[start EXTRACTED MATERIAL]

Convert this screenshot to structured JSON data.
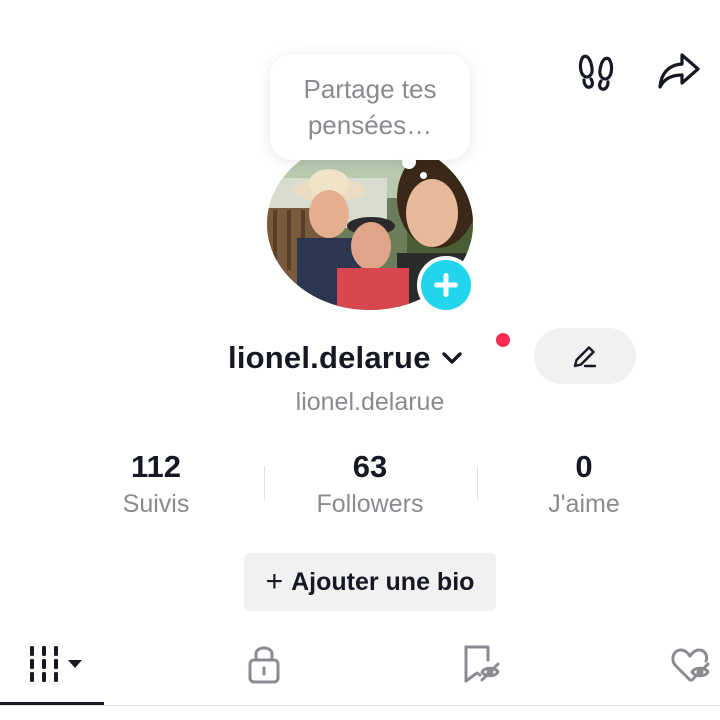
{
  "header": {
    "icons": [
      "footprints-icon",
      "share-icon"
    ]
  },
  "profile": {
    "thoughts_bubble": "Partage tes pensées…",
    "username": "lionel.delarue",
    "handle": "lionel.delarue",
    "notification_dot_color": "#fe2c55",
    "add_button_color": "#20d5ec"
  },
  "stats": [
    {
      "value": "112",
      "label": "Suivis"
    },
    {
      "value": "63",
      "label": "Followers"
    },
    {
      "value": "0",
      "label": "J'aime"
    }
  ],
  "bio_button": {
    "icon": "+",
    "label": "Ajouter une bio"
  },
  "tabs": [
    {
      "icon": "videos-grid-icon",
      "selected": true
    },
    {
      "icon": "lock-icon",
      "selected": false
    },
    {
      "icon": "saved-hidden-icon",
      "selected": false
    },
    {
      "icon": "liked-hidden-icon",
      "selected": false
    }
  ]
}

[end EXTRACTED MATERIAL]
[start EXTRACTED MATERIAL]

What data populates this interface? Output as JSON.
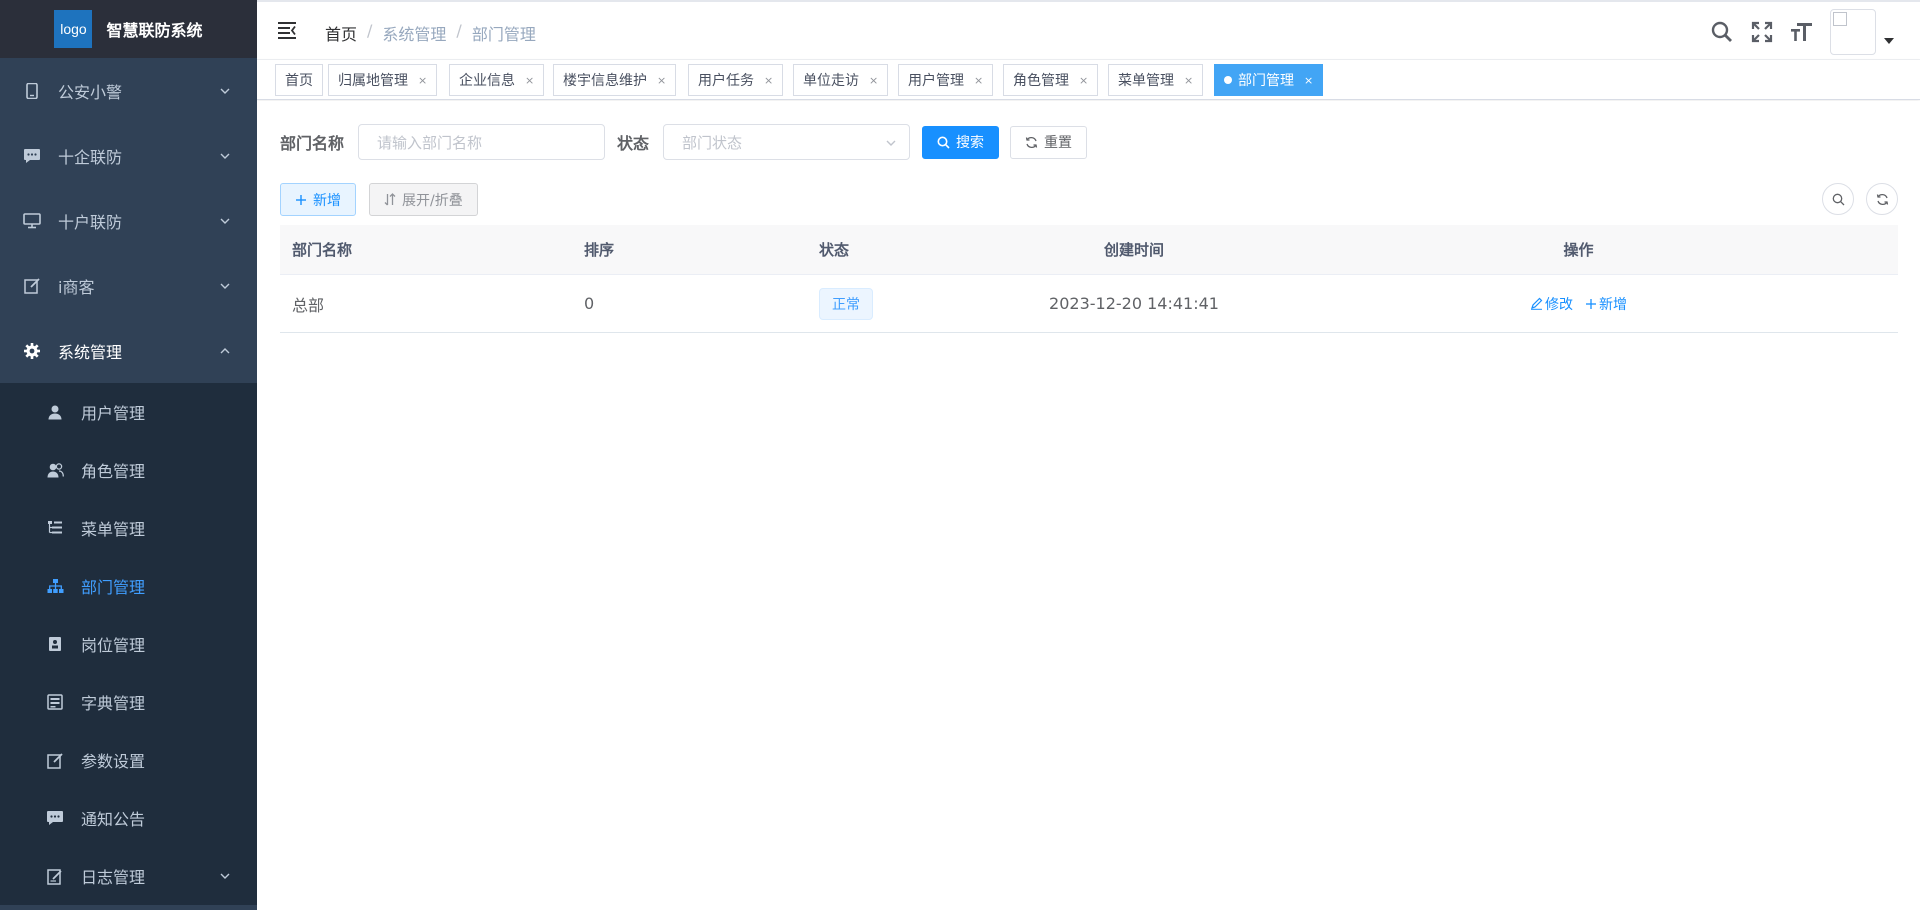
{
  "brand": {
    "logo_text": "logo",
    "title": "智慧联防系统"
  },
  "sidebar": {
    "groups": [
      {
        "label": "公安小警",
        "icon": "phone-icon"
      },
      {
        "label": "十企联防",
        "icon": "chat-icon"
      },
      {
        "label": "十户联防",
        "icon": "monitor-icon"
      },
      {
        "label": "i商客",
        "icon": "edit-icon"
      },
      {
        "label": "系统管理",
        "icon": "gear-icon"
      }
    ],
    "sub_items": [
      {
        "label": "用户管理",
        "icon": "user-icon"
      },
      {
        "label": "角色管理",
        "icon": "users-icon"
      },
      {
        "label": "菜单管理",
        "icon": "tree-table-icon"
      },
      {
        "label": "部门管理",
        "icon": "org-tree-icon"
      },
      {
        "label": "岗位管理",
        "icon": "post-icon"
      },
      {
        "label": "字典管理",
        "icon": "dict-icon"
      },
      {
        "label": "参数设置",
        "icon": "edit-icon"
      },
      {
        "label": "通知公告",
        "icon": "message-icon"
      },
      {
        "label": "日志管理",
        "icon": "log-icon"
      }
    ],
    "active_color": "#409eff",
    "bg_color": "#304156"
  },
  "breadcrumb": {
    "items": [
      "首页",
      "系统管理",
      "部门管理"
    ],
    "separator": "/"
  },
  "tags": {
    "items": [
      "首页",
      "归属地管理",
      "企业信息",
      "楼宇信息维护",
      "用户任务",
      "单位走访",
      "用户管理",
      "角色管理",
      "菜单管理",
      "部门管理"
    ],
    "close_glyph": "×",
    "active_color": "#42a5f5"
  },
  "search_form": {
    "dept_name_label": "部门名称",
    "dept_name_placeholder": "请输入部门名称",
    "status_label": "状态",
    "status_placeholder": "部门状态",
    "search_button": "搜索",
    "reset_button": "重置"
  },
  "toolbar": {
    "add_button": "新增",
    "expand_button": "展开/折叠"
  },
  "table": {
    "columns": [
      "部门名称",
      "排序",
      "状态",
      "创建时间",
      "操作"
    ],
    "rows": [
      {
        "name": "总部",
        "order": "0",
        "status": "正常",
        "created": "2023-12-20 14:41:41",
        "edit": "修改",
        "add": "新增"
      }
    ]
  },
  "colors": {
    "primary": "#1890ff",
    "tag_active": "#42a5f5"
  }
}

[end EXTRACTED MATERIAL]
[start EXTRACTED MATERIAL]

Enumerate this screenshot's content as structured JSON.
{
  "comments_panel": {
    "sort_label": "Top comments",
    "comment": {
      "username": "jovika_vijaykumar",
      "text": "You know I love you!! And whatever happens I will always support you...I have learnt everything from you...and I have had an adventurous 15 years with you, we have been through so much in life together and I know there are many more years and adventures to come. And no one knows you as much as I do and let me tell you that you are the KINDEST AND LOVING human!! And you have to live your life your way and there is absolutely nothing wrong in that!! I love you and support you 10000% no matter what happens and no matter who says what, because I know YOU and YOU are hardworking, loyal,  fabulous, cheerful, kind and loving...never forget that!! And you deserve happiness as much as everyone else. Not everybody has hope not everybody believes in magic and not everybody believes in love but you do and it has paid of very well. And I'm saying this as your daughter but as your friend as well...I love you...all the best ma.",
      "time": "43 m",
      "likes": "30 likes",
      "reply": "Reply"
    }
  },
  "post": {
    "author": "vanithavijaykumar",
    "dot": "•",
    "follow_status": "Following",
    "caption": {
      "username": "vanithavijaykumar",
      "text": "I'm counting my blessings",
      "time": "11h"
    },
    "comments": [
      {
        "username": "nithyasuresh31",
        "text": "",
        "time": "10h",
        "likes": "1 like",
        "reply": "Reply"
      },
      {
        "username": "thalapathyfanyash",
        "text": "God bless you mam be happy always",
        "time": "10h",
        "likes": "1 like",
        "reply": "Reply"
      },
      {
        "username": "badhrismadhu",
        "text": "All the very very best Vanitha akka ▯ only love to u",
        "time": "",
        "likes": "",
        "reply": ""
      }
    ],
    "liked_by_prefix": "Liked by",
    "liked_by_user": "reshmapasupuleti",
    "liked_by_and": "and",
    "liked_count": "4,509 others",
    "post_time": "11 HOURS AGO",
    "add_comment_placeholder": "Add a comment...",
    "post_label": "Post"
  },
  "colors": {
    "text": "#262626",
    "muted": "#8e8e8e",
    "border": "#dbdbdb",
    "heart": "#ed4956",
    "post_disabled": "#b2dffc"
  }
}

[end EXTRACTED MATERIAL]

In the entries above, find every line holding the word "delarue" and copy it out.

PROBLEM SOLUTION
    "username": "lionel.delarue",
    "handle": "lionel.delarue",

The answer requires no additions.